(WHAT IS ASKED)
Filter this material down to the lines that hold "between", copying each one.

::: PROVIDED MATERIAL :::

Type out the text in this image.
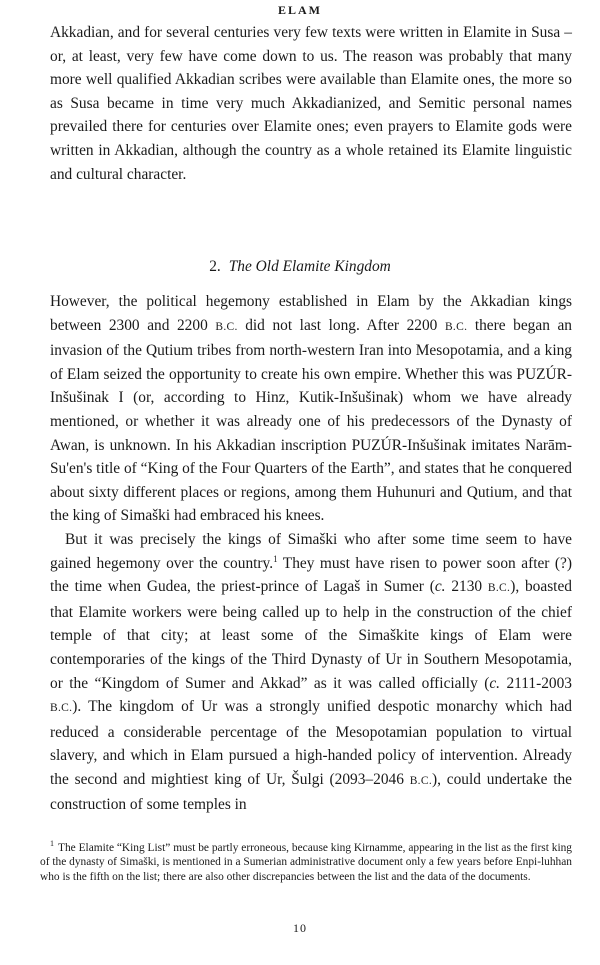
ELAM

Akkadian, and for several centuries very few texts were written in Elamite in Susa – or, at least, very few have come down to us. The reason was probably that many more well qualified Akkadian scribes were available than Elamite ones, the more so as Susa became in time very much Akkadianized, and Semitic personal names prevailed there for centuries over Elamite ones; even prayers to Elamite gods were written in Akkadian, although the country as a whole retained its Elamite linguistic and cultural character.

2. The Old Elamite Kingdom

However, the political hegemony established in Elam by the Akkadian kings between 2300 and 2200 B.C. did not last long. After 2200 B.C. there began an invasion of the Qutium tribes from north-western Iran into Mesopotamia, and a king of Elam seized the opportunity to create his own empire. Whether this was PUZÚR-Inšušinak I (or, according to Hinz, Kutik-Inšušinak) whom we have already mentioned, or whether it was already one of his predecessors of the Dynasty of Awan, is unknown. In his Akkadian inscription PUZÚR-Inšušinak imitates Narām-Su'en's title of “King of the Four Quarters of the Earth”, and states that he conquered about sixty different places or regions, among them Huhunuri and Qutium, and that the king of Simaški had embraced his knees.

But it was precisely the kings of Simaški who after some time seem to have gained hegemony over the country.$^1$ They must have risen to power soon after (?) the time when Gudea, the priest-prince of Lagaš in Sumer (c. 2130 B.C.), boasted that Elamite workers were being called up to help in the construction of the chief temple of that city; at least some of the Simaškite kings of Elam were contemporaries of the kings of the Third Dynasty of Ur in Southern Mesopotamia, or the “Kingdom of Sumer and Akkad” as it was called officially (c. 2111-2003 B.C.). The kingdom of Ur was a strongly unified despotic monarchy which had reduced a considerable percentage of the Mesopotamian population to virtual slavery, and which in Elam pursued a high-handed policy of intervention. Already the second and mightiest king of Ur, Šulgi (2093–2046 B.C.), could undertake the construction of some temples in

$^1$ The Elamite “King List” must be partly erroneous, because king Kirnamme, appearing in the list as the first king of the dynasty of Simaški, is mentioned in a Sumerian administrative document only a few years before Enpi-luhhan who is the fifth on the list; there are also other discrepancies between the list and the data of the documents.

10
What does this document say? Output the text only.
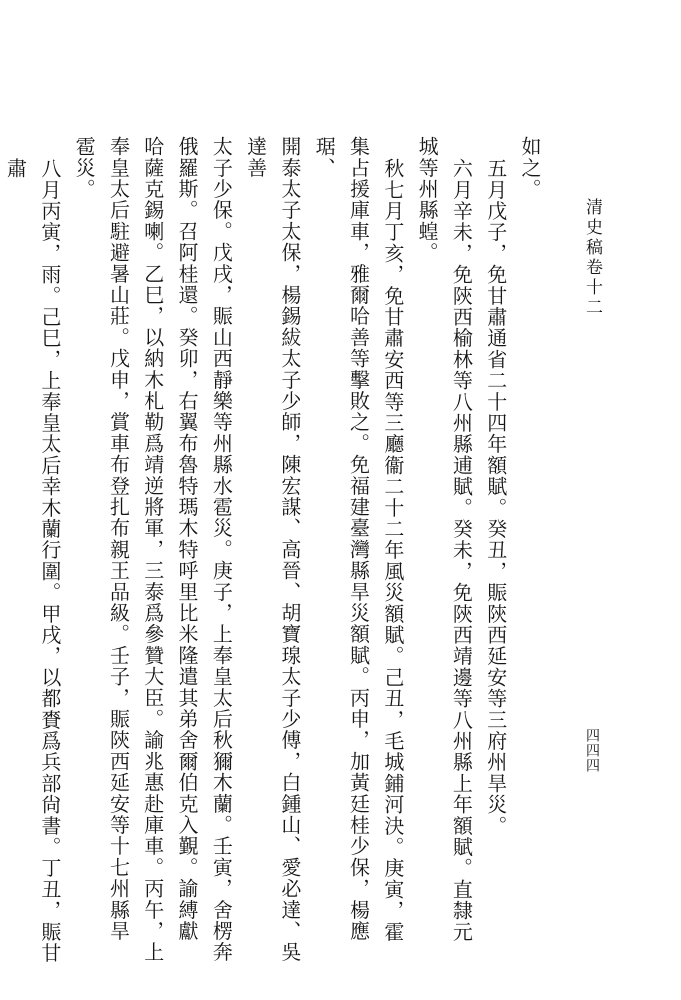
清史稿卷十二
四四四
如之。
五月戊子，免甘肅通省二十四年額賦。癸丑，賑陝西延安等三府州旱災。
六月辛未，免陝西榆林等八州縣逋賦。癸未，免陝西靖邊等八州縣上年額賦。直隸元
城等州縣蝗。
秋七月丁亥，免甘肅安西等三廳衞二十二年風災額賦。己丑，毛城鋪河決。庚寅，霍
集占援庫車，雅爾哈善等擊敗之。免福建臺灣縣旱災額賦。丙申，加黃廷桂少保，楊應琚、
開泰太子太保，楊錫紱太子少師，陳宏謀、高晉、胡寶瑔太子少傅，白鍾山、愛必達、吳達善
太子少保。戊戌，賑山西靜樂等州縣水雹災。庚子，上奉皇太后秋獮木蘭。壬寅，舍楞奔
俄羅斯。召阿桂還。癸卯，右翼布魯特瑪木特呼里比米隆遣其弟舍爾伯克入覲。諭縛獻
哈薩克錫喇。乙巳，以納木札勒爲靖逆將軍，三泰爲參贊大臣。諭兆惠赴庫車。丙午，上
奉皇太后駐避暑山莊。戊申，賞車布登扎布親王品級。壬子，賑陝西延安等十七州縣旱
雹災。
八月丙寅，雨。己巳，上奉皇太后幸木蘭行圍。甲戌，以都賚爲兵部尙書。丁丑，賑甘肅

:::

(COMPLETE ANSWER)
However, the political hegemony established in Elam by the Akkadian kings between 2300 and 2200 B.C. did not last long. After 2200 B.C. there began an invasion of the Qutium tribes from north-western Iran into Mesopotamia, and a king of Elam seized the opportunity to create his own empire. Whether this was PUZÚR-Inšušinak I (or, according to Hinz, Kutik-Inšušinak) whom we have already mentioned, or whether it was already one of his predecessors of the Dynasty of Awan, is unknown. In his Akkadian inscription PUZÚR-Inšušinak imitates Narām-Su'en's title of “King of the Four Quarters of the Earth”, and states that he conquered about sixty different places or regions, among them Huhunuri and Qutium, and that the king of Simaški had embraced his knees.
$^1$ The Elamite “King List” must be partly erroneous, because king Kirnamme, appearing in the list as the first king of the dynasty of Simaški, is mentioned in a Sumerian administrative document only a few years before Enpi-luhhan who is the fifth on the list; there are also other discrepancies between the list and the data of the documents.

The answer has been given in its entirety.